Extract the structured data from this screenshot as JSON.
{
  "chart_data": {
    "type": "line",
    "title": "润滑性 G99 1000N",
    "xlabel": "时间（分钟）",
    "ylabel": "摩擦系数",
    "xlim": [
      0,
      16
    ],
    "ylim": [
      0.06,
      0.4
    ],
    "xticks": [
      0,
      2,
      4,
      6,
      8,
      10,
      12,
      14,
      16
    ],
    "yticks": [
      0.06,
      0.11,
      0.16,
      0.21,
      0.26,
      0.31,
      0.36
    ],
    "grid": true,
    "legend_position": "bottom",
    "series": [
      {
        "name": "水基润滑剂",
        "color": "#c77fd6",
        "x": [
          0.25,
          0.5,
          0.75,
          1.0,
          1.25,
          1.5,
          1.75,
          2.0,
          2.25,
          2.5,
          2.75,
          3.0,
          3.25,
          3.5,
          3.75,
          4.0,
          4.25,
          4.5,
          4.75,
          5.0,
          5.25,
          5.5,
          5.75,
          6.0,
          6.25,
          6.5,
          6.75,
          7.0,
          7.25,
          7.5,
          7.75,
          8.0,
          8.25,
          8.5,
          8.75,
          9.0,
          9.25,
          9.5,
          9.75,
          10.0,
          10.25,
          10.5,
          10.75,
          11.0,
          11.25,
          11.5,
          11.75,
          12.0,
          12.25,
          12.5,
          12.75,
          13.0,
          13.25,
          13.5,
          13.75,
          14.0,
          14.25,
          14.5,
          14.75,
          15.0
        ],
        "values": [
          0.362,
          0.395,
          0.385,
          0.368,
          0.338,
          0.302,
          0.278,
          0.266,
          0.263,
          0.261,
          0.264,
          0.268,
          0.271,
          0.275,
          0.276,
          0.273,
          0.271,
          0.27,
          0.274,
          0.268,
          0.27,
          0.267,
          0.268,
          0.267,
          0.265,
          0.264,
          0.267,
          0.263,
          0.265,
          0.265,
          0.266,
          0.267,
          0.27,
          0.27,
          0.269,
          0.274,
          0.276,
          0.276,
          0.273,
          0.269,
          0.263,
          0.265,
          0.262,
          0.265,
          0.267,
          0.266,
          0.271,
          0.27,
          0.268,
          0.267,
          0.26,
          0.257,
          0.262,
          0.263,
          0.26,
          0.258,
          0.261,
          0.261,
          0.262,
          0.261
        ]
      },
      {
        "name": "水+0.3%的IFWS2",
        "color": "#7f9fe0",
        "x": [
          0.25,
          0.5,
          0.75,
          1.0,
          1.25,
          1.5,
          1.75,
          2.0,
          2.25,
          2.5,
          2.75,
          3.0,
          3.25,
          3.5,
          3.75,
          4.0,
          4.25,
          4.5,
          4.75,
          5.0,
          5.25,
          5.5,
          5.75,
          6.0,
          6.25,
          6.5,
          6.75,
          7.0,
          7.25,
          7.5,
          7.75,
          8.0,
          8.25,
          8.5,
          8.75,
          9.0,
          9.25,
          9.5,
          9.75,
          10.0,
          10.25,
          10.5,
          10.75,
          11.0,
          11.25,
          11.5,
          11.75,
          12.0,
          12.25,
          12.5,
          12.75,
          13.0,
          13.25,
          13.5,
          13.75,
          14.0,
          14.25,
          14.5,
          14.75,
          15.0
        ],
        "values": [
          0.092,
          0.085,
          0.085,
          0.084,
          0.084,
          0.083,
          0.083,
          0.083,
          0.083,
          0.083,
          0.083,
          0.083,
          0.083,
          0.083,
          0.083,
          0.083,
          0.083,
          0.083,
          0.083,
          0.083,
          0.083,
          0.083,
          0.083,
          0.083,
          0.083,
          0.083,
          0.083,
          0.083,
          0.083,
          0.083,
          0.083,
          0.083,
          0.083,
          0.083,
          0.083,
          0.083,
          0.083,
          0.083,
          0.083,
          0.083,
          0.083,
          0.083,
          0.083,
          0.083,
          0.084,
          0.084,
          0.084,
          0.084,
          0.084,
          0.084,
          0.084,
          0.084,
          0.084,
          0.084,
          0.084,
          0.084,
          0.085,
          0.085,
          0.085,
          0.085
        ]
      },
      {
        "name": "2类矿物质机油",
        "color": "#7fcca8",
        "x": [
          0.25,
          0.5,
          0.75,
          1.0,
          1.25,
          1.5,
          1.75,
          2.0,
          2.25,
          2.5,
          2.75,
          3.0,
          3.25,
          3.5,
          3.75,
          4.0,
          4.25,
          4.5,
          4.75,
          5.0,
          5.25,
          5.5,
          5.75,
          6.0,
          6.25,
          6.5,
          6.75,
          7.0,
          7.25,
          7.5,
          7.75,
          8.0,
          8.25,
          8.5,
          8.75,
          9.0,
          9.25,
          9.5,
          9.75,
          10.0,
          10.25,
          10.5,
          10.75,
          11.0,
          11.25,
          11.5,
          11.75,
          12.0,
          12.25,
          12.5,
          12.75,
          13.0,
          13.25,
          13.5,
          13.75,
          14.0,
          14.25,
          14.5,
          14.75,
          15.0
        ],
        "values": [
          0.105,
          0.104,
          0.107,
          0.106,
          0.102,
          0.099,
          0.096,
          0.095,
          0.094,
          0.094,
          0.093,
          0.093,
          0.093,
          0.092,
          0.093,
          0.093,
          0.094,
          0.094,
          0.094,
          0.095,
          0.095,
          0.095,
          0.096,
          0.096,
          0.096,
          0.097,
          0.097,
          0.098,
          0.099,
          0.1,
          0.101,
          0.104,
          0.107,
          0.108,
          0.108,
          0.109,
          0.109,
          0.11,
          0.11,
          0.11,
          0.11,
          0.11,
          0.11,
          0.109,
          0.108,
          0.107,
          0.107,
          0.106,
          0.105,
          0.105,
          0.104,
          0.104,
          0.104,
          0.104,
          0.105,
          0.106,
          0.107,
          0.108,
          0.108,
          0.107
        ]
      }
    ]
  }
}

# GOAL:
Extract the complete listing above, reproducing each line exactly.

# FULL ANSWER:
Extract the structured data from this screenshot as JSON.
{
  "chart_data": {
    "type": "line",
    "title": "润滑性 G99 1000N",
    "xlabel": "时间（分钟）",
    "ylabel": "摩擦系数",
    "xlim": [
      0,
      16
    ],
    "ylim": [
      0.06,
      0.4
    ],
    "xticks": [
      0,
      2,
      4,
      6,
      8,
      10,
      12,
      14,
      16
    ],
    "yticks": [
      0.06,
      0.11,
      0.16,
      0.21,
      0.26,
      0.31,
      0.36
    ],
    "grid": true,
    "legend_position": "bottom",
    "series": [
      {
        "name": "水基润滑剂",
        "color": "#c77fd6",
        "x": [
          0.25,
          0.5,
          0.75,
          1.0,
          1.25,
          1.5,
          1.75,
          2.0,
          2.25,
          2.5,
          2.75,
          3.0,
          3.25,
          3.5,
          3.75,
          4.0,
          4.25,
          4.5,
          4.75,
          5.0,
          5.25,
          5.5,
          5.75,
          6.0,
          6.25,
          6.5,
          6.75,
          7.0,
          7.25,
          7.5,
          7.75,
          8.0,
          8.25,
          8.5,
          8.75,
          9.0,
          9.25,
          9.5,
          9.75,
          10.0,
          10.25,
          10.5,
          10.75,
          11.0,
          11.25,
          11.5,
          11.75,
          12.0,
          12.25,
          12.5,
          12.75,
          13.0,
          13.25,
          13.5,
          13.75,
          14.0,
          14.25,
          14.5,
          14.75,
          15.0
        ],
        "values": [
          0.362,
          0.395,
          0.385,
          0.368,
          0.338,
          0.302,
          0.278,
          0.266,
          0.263,
          0.261,
          0.264,
          0.268,
          0.271,
          0.275,
          0.276,
          0.273,
          0.271,
          0.27,
          0.274,
          0.268,
          0.27,
          0.267,
          0.268,
          0.267,
          0.265,
          0.264,
          0.267,
          0.263,
          0.265,
          0.265,
          0.266,
          0.267,
          0.27,
          0.27,
          0.269,
          0.274,
          0.276,
          0.276,
          0.273,
          0.269,
          0.263,
          0.265,
          0.262,
          0.265,
          0.267,
          0.266,
          0.271,
          0.27,
          0.268,
          0.267,
          0.26,
          0.257,
          0.262,
          0.263,
          0.26,
          0.258,
          0.261,
          0.261,
          0.262,
          0.261
        ]
      },
      {
        "name": "水+0.3%的IFWS2",
        "color": "#7f9fe0",
        "x": [
          0.25,
          0.5,
          0.75,
          1.0,
          1.25,
          1.5,
          1.75,
          2.0,
          2.25,
          2.5,
          2.75,
          3.0,
          3.25,
          3.5,
          3.75,
          4.0,
          4.25,
          4.5,
          4.75,
          5.0,
          5.25,
          5.5,
          5.75,
          6.0,
          6.25,
          6.5,
          6.75,
          7.0,
          7.25,
          7.5,
          7.75,
          8.0,
          8.25,
          8.5,
          8.75,
          9.0,
          9.25,
          9.5,
          9.75,
          10.0,
          10.25,
          10.5,
          10.75,
          11.0,
          11.25,
          11.5,
          11.75,
          12.0,
          12.25,
          12.5,
          12.75,
          13.0,
          13.25,
          13.5,
          13.75,
          14.0,
          14.25,
          14.5,
          14.75,
          15.0
        ],
        "values": [
          0.092,
          0.085,
          0.085,
          0.084,
          0.084,
          0.083,
          0.083,
          0.083,
          0.083,
          0.083,
          0.083,
          0.083,
          0.083,
          0.083,
          0.083,
          0.083,
          0.083,
          0.083,
          0.083,
          0.083,
          0.083,
          0.083,
          0.083,
          0.083,
          0.083,
          0.083,
          0.083,
          0.083,
          0.083,
          0.083,
          0.083,
          0.083,
          0.083,
          0.083,
          0.083,
          0.083,
          0.083,
          0.083,
          0.083,
          0.083,
          0.083,
          0.083,
          0.083,
          0.083,
          0.084,
          0.084,
          0.084,
          0.084,
          0.084,
          0.084,
          0.084,
          0.084,
          0.084,
          0.084,
          0.084,
          0.084,
          0.085,
          0.085,
          0.085,
          0.085
        ]
      },
      {
        "name": "2类矿物质机油",
        "color": "#7fcca8",
        "x": [
          0.25,
          0.5,
          0.75,
          1.0,
          1.25,
          1.5,
          1.75,
          2.0,
          2.25,
          2.5,
          2.75,
          3.0,
          3.25,
          3.5,
          3.75,
          4.0,
          4.25,
          4.5,
          4.75,
          5.0,
          5.25,
          5.5,
          5.75,
          6.0,
          6.25,
          6.5,
          6.75,
          7.0,
          7.25,
          7.5,
          7.75,
          8.0,
          8.25,
          8.5,
          8.75,
          9.0,
          9.25,
          9.5,
          9.75,
          10.0,
          10.25,
          10.5,
          10.75,
          11.0,
          11.25,
          11.5,
          11.75,
          12.0,
          12.25,
          12.5,
          12.75,
          13.0,
          13.25,
          13.5,
          13.75,
          14.0,
          14.25,
          14.5,
          14.75,
          15.0
        ],
        "values": [
          0.105,
          0.104,
          0.107,
          0.106,
          0.102,
          0.099,
          0.096,
          0.095,
          0.094,
          0.094,
          0.093,
          0.093,
          0.093,
          0.092,
          0.093,
          0.093,
          0.094,
          0.094,
          0.094,
          0.095,
          0.095,
          0.095,
          0.096,
          0.096,
          0.096,
          0.097,
          0.097,
          0.098,
          0.099,
          0.1,
          0.101,
          0.104,
          0.107,
          0.108,
          0.108,
          0.109,
          0.109,
          0.11,
          0.11,
          0.11,
          0.11,
          0.11,
          0.11,
          0.109,
          0.108,
          0.107,
          0.107,
          0.106,
          0.105,
          0.105,
          0.104,
          0.104,
          0.104,
          0.104,
          0.105,
          0.106,
          0.107,
          0.108,
          0.108,
          0.107
        ]
      }
    ]
  }
}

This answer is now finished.